▶ [What you will do]: Give the listing below again in full, exactly as written.

──────── Records provided

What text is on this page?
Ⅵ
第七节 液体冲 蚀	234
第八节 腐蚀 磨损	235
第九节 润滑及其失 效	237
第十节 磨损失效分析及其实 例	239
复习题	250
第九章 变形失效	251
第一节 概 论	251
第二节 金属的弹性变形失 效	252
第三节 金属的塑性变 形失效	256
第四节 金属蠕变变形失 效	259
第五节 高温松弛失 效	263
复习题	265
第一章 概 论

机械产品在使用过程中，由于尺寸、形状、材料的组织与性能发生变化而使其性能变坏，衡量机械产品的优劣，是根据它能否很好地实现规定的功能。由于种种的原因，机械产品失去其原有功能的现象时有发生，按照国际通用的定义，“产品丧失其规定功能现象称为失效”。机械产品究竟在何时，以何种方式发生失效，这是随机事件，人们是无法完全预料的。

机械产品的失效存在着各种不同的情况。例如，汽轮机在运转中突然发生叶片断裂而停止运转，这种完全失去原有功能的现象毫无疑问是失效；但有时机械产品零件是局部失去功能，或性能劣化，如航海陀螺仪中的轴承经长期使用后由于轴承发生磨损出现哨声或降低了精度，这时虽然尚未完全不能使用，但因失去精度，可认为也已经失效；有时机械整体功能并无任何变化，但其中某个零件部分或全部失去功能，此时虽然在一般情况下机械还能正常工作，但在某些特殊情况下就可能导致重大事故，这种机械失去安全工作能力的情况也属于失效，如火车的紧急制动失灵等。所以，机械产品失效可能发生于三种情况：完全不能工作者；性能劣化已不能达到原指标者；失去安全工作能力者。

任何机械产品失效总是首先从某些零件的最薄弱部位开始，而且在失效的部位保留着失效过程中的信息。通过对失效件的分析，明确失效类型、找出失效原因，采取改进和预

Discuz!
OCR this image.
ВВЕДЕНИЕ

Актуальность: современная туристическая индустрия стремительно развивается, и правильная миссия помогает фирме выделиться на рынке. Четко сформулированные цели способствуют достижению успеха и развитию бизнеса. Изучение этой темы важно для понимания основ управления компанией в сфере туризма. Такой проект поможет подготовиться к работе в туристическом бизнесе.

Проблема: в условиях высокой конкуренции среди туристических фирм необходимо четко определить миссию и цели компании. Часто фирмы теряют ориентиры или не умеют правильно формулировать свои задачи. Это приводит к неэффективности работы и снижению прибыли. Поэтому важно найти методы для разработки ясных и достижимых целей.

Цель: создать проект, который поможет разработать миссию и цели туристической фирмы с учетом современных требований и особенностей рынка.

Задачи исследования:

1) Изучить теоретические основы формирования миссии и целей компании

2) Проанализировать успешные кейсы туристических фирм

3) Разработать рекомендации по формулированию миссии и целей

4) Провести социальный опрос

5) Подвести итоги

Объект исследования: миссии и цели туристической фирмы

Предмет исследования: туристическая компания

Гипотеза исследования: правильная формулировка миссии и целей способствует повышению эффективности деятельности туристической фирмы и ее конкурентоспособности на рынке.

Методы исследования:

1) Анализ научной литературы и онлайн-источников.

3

────────────────

▶ [Full solution]:
What text is on this page?
Ⅵ
第七节 液体冲 蚀	234
第八节 腐蚀 磨损	235
第九节 润滑及其失 效	237
第十节 磨损失效分析及其实 例	239
复习题	250
第九章 变形失效	251
第一节 概 论	251
第二节 金属的弹性变形失 效	252
第三节 金属的塑性变 形失效	256
第四节 金属蠕变变形失 效	259
第五节 高温松弛失 效	263
复习题	265
第一章 概 论

机械产品在使用过程中，由于尺寸、形状、材料的组织与性能发生变化而使其性能变坏，衡量机械产品的优劣，是根据它能否很好地实现规定的功能。由于种种的原因，机械产品失去其原有功能的现象时有发生，按照国际通用的定义，“产品丧失其规定功能现象称为失效”。机械产品究竟在何时，以何种方式发生失效，这是随机事件，人们是无法完全预料的。

机械产品的失效存在着各种不同的情况。例如，汽轮机在运转中突然发生叶片断裂而停止运转，这种完全失去原有功能的现象毫无疑问是失效；但有时机械产品零件是局部失去功能，或性能劣化，如航海陀螺仪中的轴承经长期使用后由于轴承发生磨损出现哨声或降低了精度，这时虽然尚未完全不能使用，但因失去精度，可认为也已经失效；有时机械整体功能并无任何变化，但其中某个零件部分或全部失去功能，此时虽然在一般情况下机械还能正常工作，但在某些特殊情况下就可能导致重大事故，这种机械失去安全工作能力的情况也属于失效，如火车的紧急制动失灵等。所以，机械产品失效可能发生于三种情况：完全不能工作者；性能劣化已不能达到原指标者；失去安全工作能力者。

任何机械产品失效总是首先从某些零件的最薄弱部位开始，而且在失效的部位保留着失效过程中的信息。通过对失效件的分析，明确失效类型、找出失效原因，采取改进和预

Discuz!
OCR this image.
ВВЕДЕНИЕ

Актуальность: современная туристическая индустрия стремительно развивается, и правильная миссия помогает фирме выделиться на рынке. Четко сформулированные цели способствуют достижению успеха и развитию бизнеса. Изучение этой темы важно для понимания основ управления компанией в сфере туризма. Такой проект поможет подготовиться к работе в туристическом бизнесе.

Проблема: в условиях высокой конкуренции среди туристических фирм необходимо четко определить миссию и цели компании. Часто фирмы теряют ориентиры или не умеют правильно формулировать свои задачи. Это приводит к неэффективности работы и снижению прибыли. Поэтому важно найти методы для разработки ясных и достижимых целей.

Цель: создать проект, который поможет разработать миссию и цели туристической фирмы с учетом современных требований и особенностей рынка.

Задачи исследования:

1) Изучить теоретические основы формирования миссии и целей компании

2) Проанализировать успешные кейсы туристических фирм

3) Разработать рекомендации по формулированию миссии и целей

4) Провести социальный опрос

5) Подвести итоги

Объект исследования: миссии и цели туристической фирмы

Предмет исследования: туристическая компания

Гипотеза исследования: правильная формулировка миссии и целей способствует повышению эффективности деятельности туристической фирмы и ее конкурентоспособности на рынке.

Методы исследования:

1) Анализ научной литературы и онлайн-источников.

3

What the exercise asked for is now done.